--- begin Data extract ---
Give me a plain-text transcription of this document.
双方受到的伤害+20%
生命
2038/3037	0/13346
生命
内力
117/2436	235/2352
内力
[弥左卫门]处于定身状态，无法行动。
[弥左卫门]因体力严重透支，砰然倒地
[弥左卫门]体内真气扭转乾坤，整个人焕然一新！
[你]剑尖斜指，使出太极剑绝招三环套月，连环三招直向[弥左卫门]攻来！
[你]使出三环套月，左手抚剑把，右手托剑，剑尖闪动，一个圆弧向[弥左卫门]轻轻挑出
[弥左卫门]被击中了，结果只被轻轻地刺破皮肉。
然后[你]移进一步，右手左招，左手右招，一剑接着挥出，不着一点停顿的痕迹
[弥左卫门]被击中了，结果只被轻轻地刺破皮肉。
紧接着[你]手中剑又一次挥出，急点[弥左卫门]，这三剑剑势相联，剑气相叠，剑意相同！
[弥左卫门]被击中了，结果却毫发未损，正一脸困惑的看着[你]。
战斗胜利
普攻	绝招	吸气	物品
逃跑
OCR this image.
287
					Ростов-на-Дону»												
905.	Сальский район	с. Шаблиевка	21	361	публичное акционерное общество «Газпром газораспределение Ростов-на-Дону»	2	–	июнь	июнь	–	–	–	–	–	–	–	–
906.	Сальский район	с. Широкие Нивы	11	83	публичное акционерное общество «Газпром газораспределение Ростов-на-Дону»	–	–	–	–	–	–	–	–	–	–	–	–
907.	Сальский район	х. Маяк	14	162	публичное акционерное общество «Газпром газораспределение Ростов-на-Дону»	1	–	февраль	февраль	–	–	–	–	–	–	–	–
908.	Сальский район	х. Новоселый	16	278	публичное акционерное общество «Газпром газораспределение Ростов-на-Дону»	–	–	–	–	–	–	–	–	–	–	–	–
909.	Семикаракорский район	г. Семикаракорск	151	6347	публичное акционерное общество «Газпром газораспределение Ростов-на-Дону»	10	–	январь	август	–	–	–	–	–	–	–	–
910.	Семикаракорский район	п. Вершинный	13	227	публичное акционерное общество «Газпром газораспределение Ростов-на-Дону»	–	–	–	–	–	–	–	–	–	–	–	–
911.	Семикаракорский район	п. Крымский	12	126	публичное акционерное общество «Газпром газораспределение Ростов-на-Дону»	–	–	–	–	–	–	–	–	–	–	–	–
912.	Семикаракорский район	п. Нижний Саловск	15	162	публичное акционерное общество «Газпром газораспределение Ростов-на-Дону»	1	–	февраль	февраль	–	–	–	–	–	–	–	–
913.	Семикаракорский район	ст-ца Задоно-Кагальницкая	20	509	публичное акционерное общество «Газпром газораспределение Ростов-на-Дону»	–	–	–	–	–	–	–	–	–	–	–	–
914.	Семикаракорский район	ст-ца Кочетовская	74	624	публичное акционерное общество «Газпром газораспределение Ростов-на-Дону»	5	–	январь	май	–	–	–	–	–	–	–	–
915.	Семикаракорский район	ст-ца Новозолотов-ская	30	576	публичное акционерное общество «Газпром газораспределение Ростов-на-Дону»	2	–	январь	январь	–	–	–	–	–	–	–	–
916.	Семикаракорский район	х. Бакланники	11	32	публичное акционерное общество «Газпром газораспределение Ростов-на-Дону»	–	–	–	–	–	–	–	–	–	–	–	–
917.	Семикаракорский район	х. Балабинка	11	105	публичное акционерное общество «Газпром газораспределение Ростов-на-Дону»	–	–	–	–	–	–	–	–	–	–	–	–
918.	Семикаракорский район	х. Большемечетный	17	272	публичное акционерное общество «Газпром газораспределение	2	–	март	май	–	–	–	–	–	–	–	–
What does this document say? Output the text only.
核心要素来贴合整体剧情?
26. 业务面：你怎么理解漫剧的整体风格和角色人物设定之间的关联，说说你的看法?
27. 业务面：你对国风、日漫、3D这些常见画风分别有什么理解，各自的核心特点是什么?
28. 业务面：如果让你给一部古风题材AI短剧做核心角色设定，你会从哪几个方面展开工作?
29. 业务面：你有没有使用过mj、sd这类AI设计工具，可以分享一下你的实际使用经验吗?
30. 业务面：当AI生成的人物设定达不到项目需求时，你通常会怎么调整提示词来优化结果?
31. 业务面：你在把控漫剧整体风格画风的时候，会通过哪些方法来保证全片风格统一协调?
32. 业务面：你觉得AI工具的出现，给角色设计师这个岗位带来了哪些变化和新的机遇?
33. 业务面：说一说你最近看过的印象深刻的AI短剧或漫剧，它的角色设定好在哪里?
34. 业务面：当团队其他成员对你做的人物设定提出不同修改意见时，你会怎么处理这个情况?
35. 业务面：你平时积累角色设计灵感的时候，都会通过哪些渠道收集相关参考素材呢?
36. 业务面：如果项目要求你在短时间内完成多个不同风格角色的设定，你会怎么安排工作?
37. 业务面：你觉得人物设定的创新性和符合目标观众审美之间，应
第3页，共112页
--- end Data extract ---
(Written task): Find the line containing "What does this" in the material above. Print it and every line after it through the end, exactly and only those.

(Finished exercise):
What does this document say? Output the text only.
核心要素来贴合整体剧情?
26. 业务面：你怎么理解漫剧的整体风格和角色人物设定之间的关联，说说你的看法?
27. 业务面：你对国风、日漫、3D这些常见画风分别有什么理解，各自的核心特点是什么?
28. 业务面：如果让你给一部古风题材AI短剧做核心角色设定，你会从哪几个方面展开工作?
29. 业务面：你有没有使用过mj、sd这类AI设计工具，可以分享一下你的实际使用经验吗?
30. 业务面：当AI生成的人物设定达不到项目需求时，你通常会怎么调整提示词来优化结果?
31. 业务面：你在把控漫剧整体风格画风的时候，会通过哪些方法来保证全片风格统一协调?
32. 业务面：你觉得AI工具的出现，给角色设计师这个岗位带来了哪些变化和新的机遇?
33. 业务面：说一说你最近看过的印象深刻的AI短剧或漫剧，它的角色设定好在哪里?
34. 业务面：当团队其他成员对你做的人物设定提出不同修改意见时，你会怎么处理这个情况?
35. 业务面：你平时积累角色设计灵感的时候，都会通过哪些渠道收集相关参考素材呢?
36. 业务面：如果项目要求你在短时间内完成多个不同风格角色的设定，你会怎么安排工作?
37. 业务面：你觉得人物设定的创新性和符合目标观众审美之间，应
第3页，共112页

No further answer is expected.